Request.
Using the entries below, transcribe exactly the line containing "Read this page and output its text content." and each line that follows it to the end.

Records shown.
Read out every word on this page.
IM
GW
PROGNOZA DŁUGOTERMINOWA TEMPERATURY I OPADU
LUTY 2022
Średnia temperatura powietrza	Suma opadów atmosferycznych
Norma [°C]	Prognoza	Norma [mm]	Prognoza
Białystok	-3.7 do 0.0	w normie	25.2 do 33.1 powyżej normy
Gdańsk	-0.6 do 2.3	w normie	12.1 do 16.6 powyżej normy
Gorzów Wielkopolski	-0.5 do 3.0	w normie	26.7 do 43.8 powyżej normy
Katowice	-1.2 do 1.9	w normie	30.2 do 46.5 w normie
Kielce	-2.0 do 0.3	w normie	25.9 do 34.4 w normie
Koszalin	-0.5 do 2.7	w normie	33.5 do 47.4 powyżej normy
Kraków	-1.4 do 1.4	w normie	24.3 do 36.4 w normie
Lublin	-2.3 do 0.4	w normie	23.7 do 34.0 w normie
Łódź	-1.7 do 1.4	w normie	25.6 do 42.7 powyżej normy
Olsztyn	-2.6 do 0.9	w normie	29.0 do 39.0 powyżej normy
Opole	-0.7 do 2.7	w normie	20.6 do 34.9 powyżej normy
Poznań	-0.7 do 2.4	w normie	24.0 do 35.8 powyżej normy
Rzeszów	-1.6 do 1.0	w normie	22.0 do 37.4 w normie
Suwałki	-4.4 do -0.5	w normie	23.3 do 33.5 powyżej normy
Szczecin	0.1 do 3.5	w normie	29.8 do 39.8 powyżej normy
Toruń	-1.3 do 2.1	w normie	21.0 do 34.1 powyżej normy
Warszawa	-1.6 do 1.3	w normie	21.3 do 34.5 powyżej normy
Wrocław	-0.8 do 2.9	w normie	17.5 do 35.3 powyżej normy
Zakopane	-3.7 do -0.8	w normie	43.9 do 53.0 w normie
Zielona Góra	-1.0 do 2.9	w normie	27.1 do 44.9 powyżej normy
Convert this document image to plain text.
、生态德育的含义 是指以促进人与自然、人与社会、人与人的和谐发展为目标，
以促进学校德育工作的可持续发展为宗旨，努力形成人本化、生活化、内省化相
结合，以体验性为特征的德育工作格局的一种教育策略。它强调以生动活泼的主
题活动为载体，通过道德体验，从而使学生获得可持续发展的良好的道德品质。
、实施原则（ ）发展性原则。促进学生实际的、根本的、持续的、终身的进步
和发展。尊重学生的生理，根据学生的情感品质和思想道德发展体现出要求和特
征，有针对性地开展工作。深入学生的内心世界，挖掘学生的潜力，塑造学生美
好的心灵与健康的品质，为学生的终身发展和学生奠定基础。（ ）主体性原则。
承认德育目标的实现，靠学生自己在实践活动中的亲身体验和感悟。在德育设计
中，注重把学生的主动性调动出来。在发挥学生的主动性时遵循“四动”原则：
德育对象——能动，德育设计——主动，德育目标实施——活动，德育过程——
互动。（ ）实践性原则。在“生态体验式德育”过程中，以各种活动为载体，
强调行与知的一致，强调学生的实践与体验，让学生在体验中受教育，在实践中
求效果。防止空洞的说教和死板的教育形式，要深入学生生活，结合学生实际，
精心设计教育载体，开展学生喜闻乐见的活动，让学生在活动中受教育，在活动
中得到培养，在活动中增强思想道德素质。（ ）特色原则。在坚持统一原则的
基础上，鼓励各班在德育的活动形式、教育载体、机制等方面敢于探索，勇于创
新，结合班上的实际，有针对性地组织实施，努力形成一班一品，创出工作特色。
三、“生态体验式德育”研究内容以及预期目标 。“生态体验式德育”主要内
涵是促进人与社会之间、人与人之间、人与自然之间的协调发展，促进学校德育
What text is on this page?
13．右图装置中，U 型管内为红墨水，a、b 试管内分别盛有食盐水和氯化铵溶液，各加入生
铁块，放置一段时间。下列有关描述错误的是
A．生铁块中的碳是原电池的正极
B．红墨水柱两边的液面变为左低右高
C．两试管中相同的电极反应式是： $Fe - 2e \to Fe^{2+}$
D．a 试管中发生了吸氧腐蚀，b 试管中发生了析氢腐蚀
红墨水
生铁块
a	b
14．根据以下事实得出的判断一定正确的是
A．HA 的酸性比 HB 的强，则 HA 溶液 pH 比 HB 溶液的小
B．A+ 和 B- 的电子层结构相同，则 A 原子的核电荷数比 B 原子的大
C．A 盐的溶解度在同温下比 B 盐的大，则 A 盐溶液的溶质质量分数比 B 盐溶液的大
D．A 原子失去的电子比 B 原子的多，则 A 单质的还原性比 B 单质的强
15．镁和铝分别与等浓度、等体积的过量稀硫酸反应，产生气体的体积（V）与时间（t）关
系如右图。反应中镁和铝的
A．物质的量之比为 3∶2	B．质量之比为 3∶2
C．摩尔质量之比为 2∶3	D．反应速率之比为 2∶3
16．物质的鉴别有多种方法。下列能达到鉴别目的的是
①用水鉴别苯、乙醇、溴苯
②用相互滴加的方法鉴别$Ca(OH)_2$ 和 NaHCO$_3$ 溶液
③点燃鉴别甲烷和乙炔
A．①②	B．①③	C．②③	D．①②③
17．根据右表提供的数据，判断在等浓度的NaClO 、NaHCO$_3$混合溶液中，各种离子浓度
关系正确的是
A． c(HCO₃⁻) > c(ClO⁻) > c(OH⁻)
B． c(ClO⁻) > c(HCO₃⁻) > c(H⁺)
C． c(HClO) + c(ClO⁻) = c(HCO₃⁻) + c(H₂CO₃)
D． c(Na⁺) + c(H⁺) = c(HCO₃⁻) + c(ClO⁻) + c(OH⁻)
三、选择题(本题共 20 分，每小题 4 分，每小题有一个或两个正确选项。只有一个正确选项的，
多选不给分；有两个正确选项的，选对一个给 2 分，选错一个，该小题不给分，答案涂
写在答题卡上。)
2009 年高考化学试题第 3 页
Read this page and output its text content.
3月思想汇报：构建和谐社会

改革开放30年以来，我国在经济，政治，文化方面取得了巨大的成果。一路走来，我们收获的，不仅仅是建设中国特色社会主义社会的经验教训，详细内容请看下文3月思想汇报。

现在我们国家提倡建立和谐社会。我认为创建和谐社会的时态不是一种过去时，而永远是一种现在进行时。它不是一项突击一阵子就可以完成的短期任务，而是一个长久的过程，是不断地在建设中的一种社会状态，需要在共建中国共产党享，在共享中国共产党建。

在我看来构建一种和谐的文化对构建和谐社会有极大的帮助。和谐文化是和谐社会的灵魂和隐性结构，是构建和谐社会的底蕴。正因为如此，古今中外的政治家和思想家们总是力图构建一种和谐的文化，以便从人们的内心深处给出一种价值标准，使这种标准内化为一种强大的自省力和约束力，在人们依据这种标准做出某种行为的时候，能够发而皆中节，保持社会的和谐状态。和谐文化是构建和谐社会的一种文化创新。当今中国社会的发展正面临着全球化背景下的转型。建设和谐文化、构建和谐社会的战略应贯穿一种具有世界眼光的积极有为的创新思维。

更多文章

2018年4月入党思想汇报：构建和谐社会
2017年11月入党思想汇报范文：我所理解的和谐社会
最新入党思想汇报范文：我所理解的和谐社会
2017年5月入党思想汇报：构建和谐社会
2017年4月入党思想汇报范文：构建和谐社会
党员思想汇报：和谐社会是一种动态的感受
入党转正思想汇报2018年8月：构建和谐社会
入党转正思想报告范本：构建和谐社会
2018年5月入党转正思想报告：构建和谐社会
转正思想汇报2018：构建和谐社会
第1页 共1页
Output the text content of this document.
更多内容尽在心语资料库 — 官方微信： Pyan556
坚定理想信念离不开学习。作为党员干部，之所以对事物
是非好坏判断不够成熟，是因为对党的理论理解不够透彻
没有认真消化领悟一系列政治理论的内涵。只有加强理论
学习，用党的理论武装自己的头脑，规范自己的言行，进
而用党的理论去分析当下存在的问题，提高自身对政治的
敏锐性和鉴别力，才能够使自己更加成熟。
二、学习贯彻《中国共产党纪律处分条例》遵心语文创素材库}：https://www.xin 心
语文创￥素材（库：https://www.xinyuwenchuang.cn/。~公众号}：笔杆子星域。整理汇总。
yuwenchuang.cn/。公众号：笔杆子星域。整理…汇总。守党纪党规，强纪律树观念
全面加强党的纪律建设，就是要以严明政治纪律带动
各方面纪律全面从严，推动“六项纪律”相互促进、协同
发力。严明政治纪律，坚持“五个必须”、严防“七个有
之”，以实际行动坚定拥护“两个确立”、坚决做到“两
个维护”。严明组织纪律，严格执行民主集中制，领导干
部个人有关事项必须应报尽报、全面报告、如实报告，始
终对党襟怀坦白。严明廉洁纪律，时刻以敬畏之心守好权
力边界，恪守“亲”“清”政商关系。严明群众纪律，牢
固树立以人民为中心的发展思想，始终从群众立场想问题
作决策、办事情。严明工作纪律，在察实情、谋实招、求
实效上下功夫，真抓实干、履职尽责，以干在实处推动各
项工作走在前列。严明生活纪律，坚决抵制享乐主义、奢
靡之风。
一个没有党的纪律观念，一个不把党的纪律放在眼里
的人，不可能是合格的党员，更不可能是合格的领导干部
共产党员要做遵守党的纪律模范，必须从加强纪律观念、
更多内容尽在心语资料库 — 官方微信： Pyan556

Full response.
Read this page and output its text content.
3月思想汇报：构建和谐社会

改革开放30年以来，我国在经济，政治，文化方面取得了巨大的成果。一路走来，我们收获的，不仅仅是建设中国特色社会主义社会的经验教训，详细内容请看下文3月思想汇报。

现在我们国家提倡建立和谐社会。我认为创建和谐社会的时态不是一种过去时，而永远是一种现在进行时。它不是一项突击一阵子就可以完成的短期任务，而是一个长久的过程，是不断地在建设中的一种社会状态，需要在共建中国共产党享，在共享中国共产党建。

在我看来构建一种和谐的文化对构建和谐社会有极大的帮助。和谐文化是和谐社会的灵魂和隐性结构，是构建和谐社会的底蕴。正因为如此，古今中外的政治家和思想家们总是力图构建一种和谐的文化，以便从人们的内心深处给出一种价值标准，使这种标准内化为一种强大的自省力和约束力，在人们依据这种标准做出某种行为的时候，能够发而皆中节，保持社会的和谐状态。和谐文化是构建和谐社会的一种文化创新。当今中国社会的发展正面临着全球化背景下的转型。建设和谐文化、构建和谐社会的战略应贯穿一种具有世界眼光的积极有为的创新思维。

更多文章

2018年4月入党思想汇报：构建和谐社会
2017年11月入党思想汇报范文：我所理解的和谐社会
最新入党思想汇报范文：我所理解的和谐社会
2017年5月入党思想汇报：构建和谐社会
2017年4月入党思想汇报范文：构建和谐社会
党员思想汇报：和谐社会是一种动态的感受
入党转正思想汇报2018年8月：构建和谐社会
入党转正思想报告范本：构建和谐社会
2018年5月入党转正思想报告：构建和谐社会
转正思想汇报2018：构建和谐社会
第1页 共1页
Output the text content of this document.
更多内容尽在心语资料库 — 官方微信： Pyan556
坚定理想信念离不开学习。作为党员干部，之所以对事物
是非好坏判断不够成熟，是因为对党的理论理解不够透彻
没有认真消化领悟一系列政治理论的内涵。只有加强理论
学习，用党的理论武装自己的头脑，规范自己的言行，进
而用党的理论去分析当下存在的问题，提高自身对政治的
敏锐性和鉴别力，才能够使自己更加成熟。
二、学习贯彻《中国共产党纪律处分条例》遵心语文创素材库}：https://www.xin 心
语文创￥素材（库：https://www.xinyuwenchuang.cn/。~公众号}：笔杆子星域。整理汇总。
yuwenchuang.cn/。公众号：笔杆子星域。整理…汇总。守党纪党规，强纪律树观念
全面加强党的纪律建设，就是要以严明政治纪律带动
各方面纪律全面从严，推动“六项纪律”相互促进、协同
发力。严明政治纪律，坚持“五个必须”、严防“七个有
之”，以实际行动坚定拥护“两个确立”、坚决做到“两
个维护”。严明组织纪律，严格执行民主集中制，领导干
部个人有关事项必须应报尽报、全面报告、如实报告，始
终对党襟怀坦白。严明廉洁纪律，时刻以敬畏之心守好权
力边界，恪守“亲”“清”政商关系。严明群众纪律，牢
固树立以人民为中心的发展思想，始终从群众立场想问题
作决策、办事情。严明工作纪律，在察实情、谋实招、求
实效上下功夫，真抓实干、履职尽责，以干在实处推动各
项工作走在前列。严明生活纪律，坚决抵制享乐主义、奢
靡之风。
一个没有党的纪律观念，一个不把党的纪律放在眼里
的人，不可能是合格的党员，更不可能是合格的领导干部
共产党员要做遵守党的纪律模范，必须从加强纪律观念、
更多内容尽在心语资料库 — 官方微信： Pyan556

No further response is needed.